• **Stated task**:
Filter the records below for the word "представление". Copy each line that holds it.

• **Data in this exercise**:
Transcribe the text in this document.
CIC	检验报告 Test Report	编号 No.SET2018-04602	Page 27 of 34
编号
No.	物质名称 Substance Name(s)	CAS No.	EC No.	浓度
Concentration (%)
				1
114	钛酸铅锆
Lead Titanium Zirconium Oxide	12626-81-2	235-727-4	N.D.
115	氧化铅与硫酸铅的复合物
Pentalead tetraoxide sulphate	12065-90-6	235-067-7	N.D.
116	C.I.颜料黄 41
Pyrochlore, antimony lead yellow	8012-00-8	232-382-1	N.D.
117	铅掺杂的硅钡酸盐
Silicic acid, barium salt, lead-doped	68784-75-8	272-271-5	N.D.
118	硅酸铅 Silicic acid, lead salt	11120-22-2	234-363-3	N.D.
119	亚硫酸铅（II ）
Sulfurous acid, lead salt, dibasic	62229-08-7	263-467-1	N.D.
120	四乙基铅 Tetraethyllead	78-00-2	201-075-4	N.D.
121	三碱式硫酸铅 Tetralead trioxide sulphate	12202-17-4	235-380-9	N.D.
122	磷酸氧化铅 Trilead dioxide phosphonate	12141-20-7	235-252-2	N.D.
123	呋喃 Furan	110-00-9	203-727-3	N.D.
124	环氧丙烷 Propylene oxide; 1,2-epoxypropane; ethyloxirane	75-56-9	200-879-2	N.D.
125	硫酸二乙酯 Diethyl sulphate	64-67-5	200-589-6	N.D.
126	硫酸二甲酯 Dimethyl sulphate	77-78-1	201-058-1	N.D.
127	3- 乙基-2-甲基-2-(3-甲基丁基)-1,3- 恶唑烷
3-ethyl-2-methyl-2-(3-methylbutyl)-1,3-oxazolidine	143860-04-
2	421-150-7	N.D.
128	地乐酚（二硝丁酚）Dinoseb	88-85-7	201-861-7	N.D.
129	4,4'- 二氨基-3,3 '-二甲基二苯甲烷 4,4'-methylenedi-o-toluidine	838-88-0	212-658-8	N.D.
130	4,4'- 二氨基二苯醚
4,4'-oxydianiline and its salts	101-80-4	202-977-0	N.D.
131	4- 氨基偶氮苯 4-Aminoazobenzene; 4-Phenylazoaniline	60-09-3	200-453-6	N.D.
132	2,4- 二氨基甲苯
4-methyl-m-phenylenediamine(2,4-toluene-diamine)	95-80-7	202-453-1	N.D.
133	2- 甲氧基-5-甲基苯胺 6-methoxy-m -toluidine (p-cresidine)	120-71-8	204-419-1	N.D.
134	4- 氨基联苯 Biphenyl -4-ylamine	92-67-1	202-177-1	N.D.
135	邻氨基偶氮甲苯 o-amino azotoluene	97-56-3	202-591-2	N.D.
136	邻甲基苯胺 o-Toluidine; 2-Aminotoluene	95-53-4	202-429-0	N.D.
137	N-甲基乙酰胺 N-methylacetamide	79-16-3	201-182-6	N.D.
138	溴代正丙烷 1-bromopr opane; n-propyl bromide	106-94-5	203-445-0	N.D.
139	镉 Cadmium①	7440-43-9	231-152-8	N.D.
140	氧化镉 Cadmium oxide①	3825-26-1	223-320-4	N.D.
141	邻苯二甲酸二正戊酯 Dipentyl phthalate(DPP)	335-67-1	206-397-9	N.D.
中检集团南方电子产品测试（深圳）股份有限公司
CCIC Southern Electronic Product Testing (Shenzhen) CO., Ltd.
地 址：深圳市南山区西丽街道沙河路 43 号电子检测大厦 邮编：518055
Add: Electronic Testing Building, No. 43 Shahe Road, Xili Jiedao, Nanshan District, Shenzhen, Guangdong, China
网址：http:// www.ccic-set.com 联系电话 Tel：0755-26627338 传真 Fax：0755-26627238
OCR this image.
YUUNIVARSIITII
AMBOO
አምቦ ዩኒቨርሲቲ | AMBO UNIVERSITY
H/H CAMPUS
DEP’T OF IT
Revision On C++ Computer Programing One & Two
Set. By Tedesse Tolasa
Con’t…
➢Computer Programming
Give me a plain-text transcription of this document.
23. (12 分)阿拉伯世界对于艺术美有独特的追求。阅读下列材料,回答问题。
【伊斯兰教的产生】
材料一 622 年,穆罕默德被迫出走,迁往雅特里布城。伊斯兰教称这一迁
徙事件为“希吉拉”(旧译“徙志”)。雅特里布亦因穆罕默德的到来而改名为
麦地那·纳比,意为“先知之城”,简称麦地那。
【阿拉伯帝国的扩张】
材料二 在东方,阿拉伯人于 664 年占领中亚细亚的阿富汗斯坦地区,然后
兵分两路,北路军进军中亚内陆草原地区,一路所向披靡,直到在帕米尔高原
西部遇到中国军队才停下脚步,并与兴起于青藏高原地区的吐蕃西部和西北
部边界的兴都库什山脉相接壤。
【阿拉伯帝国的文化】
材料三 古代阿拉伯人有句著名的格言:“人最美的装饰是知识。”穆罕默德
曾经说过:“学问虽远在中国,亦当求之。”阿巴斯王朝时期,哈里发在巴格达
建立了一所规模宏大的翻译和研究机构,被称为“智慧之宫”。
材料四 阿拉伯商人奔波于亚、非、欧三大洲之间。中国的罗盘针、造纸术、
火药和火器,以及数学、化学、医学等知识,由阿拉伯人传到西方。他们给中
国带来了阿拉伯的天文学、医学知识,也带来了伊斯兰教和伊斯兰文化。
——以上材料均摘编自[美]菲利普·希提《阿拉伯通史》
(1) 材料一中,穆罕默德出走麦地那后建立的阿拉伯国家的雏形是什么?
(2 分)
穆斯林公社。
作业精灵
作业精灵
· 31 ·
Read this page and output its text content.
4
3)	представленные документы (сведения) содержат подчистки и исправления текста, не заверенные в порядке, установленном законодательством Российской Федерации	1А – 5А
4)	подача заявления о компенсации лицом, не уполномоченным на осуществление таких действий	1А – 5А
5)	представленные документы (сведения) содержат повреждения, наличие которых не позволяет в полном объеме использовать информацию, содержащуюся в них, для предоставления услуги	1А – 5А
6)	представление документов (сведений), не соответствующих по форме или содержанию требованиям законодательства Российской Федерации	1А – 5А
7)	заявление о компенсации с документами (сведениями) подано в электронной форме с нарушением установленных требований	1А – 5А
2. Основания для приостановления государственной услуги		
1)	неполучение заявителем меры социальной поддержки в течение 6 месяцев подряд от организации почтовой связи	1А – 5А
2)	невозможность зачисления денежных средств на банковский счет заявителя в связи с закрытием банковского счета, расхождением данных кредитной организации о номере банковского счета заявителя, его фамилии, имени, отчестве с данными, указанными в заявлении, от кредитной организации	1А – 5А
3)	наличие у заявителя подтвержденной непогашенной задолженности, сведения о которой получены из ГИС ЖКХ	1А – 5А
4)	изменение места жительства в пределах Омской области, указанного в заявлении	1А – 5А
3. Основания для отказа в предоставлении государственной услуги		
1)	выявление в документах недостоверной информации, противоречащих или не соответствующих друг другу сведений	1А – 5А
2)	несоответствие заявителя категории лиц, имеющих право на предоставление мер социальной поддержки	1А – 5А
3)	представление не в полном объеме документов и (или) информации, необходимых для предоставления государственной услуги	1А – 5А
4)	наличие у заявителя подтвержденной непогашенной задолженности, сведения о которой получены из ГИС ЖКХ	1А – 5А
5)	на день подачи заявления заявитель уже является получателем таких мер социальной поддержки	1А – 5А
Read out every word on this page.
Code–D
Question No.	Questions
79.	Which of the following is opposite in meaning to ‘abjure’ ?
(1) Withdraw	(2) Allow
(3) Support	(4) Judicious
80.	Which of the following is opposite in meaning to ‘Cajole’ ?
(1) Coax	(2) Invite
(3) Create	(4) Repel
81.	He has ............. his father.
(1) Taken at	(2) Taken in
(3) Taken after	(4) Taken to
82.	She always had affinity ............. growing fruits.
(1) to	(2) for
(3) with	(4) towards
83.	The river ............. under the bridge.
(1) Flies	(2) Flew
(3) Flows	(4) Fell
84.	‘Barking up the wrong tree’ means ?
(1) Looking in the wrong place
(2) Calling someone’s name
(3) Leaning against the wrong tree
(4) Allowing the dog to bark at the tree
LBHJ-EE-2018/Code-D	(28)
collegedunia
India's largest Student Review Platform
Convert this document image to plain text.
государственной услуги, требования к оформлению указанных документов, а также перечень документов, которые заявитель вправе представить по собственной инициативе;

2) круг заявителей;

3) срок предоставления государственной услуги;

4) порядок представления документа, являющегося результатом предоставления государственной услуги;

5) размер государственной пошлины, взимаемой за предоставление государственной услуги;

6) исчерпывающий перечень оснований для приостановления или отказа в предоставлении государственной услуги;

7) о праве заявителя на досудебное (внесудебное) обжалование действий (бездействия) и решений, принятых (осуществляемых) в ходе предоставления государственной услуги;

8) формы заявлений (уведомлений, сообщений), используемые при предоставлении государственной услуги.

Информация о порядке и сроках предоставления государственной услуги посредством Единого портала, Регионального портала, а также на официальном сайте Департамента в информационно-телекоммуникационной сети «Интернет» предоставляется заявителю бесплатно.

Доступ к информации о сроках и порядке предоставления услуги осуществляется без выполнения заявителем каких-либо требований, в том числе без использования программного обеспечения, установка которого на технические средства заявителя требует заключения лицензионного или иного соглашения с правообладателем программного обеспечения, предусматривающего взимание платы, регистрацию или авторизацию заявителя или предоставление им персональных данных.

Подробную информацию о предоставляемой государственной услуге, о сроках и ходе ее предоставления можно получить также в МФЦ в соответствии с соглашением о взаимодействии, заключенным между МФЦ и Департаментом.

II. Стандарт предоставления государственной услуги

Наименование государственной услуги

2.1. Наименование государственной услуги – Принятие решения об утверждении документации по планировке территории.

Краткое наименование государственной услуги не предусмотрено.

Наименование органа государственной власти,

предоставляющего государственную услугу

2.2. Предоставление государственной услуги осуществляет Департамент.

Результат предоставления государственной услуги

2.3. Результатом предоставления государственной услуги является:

• **Final answer**:
6)	представление документов (сведений), не соответствующих по форме или содержанию требованиям законодательства Российской Федерации	1А – 5А
3)	представление не в полном объеме документов и (или) информации, необходимых для предоставления государственной услуги	1А – 5А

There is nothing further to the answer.